#### [What the task requires]
Bring together all lines of the material below that contain the string "name".

────────────────────

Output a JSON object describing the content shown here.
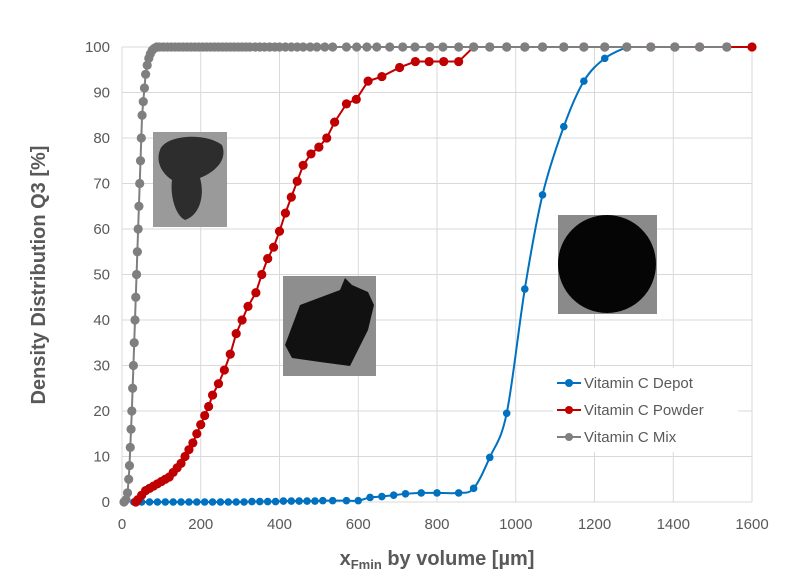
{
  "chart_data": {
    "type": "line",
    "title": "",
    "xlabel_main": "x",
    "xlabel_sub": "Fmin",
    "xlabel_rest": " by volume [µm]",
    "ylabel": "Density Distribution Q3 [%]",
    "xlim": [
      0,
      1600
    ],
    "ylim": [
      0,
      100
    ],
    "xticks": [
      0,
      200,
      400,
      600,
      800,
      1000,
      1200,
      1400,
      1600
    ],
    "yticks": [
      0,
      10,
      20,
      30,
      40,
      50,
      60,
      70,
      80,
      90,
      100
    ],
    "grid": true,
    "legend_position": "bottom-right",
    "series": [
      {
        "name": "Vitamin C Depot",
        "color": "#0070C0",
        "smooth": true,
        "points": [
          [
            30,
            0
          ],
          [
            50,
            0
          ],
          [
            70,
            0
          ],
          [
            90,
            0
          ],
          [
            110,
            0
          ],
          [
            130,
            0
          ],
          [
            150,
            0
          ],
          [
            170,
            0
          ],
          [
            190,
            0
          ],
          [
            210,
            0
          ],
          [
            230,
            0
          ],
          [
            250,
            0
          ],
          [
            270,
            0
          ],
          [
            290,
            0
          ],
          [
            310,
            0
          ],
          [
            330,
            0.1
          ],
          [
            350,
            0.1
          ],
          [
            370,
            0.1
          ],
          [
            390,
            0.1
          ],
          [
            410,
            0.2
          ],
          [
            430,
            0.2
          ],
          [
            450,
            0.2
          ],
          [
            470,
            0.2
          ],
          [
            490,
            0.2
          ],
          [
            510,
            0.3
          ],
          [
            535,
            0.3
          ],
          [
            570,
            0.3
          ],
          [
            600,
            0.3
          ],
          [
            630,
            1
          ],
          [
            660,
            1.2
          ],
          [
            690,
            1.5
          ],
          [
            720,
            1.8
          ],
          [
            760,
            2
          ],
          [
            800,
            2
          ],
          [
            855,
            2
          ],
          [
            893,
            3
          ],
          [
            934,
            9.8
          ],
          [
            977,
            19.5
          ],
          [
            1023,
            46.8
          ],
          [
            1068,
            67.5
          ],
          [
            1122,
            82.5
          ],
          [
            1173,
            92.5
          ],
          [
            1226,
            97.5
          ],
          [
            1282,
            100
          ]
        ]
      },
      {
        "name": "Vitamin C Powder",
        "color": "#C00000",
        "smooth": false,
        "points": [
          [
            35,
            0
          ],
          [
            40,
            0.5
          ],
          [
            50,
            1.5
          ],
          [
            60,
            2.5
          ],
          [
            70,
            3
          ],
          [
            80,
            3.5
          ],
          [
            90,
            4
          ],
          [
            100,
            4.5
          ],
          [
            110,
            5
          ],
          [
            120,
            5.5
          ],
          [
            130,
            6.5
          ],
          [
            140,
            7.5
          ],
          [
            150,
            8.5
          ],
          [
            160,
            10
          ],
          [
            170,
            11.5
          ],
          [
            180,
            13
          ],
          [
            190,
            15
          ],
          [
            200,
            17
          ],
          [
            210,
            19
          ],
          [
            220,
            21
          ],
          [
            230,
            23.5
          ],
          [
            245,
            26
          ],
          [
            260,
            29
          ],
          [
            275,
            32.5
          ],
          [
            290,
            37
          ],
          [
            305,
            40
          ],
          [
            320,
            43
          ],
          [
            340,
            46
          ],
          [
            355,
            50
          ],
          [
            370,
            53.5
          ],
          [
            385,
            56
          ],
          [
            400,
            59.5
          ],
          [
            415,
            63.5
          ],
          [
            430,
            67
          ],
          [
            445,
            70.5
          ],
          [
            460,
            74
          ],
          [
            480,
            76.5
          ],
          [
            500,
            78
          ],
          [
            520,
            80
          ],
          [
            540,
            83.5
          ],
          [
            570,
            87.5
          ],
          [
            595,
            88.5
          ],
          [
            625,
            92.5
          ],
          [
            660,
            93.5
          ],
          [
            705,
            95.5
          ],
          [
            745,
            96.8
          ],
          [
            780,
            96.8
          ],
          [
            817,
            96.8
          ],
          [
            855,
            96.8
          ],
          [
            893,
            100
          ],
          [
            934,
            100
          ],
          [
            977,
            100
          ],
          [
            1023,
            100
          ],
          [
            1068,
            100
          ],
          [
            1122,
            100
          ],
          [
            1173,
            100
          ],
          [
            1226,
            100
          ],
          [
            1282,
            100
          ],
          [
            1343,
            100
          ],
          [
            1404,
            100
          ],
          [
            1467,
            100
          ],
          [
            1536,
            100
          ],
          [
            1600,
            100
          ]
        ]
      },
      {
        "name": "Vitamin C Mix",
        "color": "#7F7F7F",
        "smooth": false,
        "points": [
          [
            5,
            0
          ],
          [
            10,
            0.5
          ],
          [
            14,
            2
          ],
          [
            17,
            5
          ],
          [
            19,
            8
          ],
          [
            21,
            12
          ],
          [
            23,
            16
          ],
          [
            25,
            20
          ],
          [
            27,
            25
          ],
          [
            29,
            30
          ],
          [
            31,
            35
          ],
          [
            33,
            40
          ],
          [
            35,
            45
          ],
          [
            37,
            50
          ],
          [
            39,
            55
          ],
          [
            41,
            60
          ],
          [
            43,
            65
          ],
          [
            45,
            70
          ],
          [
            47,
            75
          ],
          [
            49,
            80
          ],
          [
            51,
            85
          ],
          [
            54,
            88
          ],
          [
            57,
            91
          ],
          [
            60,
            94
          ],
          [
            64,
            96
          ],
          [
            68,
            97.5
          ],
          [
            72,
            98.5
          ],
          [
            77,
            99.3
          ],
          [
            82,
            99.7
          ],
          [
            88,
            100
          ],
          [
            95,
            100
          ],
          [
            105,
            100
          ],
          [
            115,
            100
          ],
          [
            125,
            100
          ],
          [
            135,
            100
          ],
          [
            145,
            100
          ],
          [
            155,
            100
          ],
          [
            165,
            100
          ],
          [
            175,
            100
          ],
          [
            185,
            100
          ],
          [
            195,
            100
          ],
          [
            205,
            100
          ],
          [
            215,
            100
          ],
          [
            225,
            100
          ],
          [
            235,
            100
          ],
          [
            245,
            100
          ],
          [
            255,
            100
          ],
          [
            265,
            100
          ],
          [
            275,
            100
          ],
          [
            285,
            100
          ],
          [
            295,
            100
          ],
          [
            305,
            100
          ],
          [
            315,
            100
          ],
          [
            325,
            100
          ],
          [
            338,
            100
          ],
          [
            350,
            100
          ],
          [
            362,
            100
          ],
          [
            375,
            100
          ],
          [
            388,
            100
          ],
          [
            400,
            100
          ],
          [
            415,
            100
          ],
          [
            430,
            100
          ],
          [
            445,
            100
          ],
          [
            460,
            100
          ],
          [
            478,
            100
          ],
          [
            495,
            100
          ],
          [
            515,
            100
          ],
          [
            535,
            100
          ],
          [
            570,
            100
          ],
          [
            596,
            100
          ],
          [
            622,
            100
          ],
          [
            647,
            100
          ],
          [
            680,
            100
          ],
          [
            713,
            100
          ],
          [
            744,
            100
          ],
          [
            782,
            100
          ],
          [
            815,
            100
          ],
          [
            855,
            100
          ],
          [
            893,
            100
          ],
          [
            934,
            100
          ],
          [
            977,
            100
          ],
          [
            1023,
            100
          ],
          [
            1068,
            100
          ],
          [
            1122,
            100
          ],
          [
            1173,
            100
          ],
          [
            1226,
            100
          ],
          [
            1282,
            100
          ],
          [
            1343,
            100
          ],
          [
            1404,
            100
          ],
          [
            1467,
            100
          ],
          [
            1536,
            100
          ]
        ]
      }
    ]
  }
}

────────────────────

#### [Response to this exercise]
        "name": "Vitamin C Depot",
        "name": "Vitamin C Powder",
        "name": "Vitamin C Mix",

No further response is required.